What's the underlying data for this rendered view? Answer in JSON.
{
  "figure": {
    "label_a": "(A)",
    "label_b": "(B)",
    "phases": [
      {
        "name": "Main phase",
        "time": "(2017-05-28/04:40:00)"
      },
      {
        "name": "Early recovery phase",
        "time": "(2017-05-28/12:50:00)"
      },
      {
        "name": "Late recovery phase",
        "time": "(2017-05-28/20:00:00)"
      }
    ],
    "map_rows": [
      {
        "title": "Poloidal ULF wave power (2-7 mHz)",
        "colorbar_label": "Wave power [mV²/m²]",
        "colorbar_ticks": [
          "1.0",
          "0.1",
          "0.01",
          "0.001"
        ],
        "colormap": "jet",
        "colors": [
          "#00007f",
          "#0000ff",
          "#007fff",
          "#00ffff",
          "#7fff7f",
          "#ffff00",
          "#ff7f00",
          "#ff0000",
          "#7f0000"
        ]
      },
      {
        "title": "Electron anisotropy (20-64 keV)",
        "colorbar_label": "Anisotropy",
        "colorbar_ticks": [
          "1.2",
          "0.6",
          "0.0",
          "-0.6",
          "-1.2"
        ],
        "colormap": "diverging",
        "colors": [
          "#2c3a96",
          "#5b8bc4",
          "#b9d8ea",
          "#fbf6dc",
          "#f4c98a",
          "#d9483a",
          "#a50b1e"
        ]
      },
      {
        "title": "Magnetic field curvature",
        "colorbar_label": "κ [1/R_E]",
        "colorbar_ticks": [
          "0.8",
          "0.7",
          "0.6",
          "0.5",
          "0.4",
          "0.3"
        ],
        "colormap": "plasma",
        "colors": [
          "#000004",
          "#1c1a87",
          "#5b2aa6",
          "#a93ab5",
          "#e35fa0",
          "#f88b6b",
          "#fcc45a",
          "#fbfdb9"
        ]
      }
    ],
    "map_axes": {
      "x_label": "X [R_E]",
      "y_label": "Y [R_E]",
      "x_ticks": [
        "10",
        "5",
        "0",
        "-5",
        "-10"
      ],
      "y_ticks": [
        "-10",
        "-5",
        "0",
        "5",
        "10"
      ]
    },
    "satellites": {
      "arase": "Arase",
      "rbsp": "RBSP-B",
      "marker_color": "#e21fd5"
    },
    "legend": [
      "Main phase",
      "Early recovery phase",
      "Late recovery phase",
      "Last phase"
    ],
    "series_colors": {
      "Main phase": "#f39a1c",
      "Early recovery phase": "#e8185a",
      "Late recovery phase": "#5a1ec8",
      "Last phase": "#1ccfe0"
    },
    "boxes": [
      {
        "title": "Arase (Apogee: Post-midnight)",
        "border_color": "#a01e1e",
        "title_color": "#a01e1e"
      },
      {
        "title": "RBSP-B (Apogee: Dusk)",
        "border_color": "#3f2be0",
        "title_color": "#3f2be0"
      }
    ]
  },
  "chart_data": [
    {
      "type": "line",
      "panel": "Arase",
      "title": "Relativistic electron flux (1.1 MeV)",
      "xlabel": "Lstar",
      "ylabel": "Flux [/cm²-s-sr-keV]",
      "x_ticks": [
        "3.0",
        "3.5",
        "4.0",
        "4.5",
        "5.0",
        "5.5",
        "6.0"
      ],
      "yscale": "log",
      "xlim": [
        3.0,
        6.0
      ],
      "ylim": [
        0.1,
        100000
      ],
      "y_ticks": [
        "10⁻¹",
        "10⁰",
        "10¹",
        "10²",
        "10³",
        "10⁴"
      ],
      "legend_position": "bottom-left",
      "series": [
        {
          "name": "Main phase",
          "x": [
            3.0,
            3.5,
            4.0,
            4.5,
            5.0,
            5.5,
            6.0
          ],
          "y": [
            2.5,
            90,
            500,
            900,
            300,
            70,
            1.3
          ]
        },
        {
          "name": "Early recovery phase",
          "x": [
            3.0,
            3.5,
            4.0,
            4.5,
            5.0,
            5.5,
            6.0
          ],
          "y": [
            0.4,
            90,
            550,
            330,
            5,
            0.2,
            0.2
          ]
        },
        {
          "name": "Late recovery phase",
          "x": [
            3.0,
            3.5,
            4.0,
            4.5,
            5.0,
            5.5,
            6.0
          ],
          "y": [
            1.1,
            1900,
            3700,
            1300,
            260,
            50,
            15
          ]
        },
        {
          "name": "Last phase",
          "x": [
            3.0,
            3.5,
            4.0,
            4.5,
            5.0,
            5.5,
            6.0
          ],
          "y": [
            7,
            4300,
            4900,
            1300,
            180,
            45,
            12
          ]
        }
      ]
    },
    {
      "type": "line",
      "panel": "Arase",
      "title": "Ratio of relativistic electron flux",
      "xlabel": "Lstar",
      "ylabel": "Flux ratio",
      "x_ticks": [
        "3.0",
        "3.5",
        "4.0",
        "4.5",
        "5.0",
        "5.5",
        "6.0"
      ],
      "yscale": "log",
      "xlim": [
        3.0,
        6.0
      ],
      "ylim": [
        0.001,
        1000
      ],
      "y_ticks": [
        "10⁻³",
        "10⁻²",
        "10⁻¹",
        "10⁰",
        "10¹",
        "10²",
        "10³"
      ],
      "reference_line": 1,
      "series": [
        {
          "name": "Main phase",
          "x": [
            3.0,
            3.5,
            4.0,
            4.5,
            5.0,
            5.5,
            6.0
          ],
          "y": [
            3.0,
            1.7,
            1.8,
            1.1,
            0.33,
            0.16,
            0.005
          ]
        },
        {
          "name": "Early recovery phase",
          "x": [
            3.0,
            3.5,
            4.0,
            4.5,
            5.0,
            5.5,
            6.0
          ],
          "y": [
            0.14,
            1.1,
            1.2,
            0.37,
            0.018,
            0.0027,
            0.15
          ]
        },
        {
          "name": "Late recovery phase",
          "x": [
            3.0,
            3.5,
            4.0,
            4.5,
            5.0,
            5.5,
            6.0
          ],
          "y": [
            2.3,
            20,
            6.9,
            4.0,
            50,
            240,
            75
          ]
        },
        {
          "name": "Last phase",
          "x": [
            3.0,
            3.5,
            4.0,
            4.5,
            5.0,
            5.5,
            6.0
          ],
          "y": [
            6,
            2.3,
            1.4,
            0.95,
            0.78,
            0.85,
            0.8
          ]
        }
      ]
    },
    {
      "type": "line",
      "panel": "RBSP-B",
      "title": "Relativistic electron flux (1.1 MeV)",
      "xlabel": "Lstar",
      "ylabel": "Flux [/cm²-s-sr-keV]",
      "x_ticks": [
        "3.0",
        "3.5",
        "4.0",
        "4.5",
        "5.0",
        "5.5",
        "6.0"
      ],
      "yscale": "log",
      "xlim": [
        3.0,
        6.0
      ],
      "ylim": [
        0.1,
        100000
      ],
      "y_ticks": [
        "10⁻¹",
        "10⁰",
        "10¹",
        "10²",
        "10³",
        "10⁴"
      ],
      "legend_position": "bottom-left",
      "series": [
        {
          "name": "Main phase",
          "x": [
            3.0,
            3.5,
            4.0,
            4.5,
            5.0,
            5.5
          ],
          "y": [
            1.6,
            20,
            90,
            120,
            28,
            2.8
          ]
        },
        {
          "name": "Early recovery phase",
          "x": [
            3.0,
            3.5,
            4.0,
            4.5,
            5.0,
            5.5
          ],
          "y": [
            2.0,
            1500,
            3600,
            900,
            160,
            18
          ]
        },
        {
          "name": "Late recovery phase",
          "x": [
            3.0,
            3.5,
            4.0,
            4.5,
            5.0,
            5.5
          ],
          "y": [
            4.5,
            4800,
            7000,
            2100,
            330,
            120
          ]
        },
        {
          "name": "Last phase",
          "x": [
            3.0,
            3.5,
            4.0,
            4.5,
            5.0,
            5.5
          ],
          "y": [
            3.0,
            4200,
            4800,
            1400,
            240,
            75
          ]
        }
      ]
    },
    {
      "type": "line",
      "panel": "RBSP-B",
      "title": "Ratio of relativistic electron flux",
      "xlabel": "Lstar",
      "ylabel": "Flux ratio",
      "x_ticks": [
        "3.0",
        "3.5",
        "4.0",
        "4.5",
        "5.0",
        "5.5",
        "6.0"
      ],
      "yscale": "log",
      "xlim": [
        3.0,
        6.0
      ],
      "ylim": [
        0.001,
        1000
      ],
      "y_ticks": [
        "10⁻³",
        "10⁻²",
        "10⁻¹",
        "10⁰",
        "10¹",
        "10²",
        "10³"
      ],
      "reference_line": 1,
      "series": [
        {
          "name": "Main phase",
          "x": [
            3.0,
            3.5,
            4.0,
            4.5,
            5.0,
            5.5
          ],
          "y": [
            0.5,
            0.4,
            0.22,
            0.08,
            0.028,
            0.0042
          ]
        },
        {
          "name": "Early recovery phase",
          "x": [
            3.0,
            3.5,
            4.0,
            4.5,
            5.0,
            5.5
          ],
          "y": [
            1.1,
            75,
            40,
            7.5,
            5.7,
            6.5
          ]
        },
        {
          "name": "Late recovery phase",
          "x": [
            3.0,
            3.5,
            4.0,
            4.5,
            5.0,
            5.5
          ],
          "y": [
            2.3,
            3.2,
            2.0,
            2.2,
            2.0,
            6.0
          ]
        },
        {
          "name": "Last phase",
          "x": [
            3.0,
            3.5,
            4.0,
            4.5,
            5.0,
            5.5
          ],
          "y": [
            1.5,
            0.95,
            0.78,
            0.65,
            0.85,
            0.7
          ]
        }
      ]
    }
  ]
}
#####
A line counts if it holds the word "Arase". How many lines of the entries count? Give the number only.

**In response**
4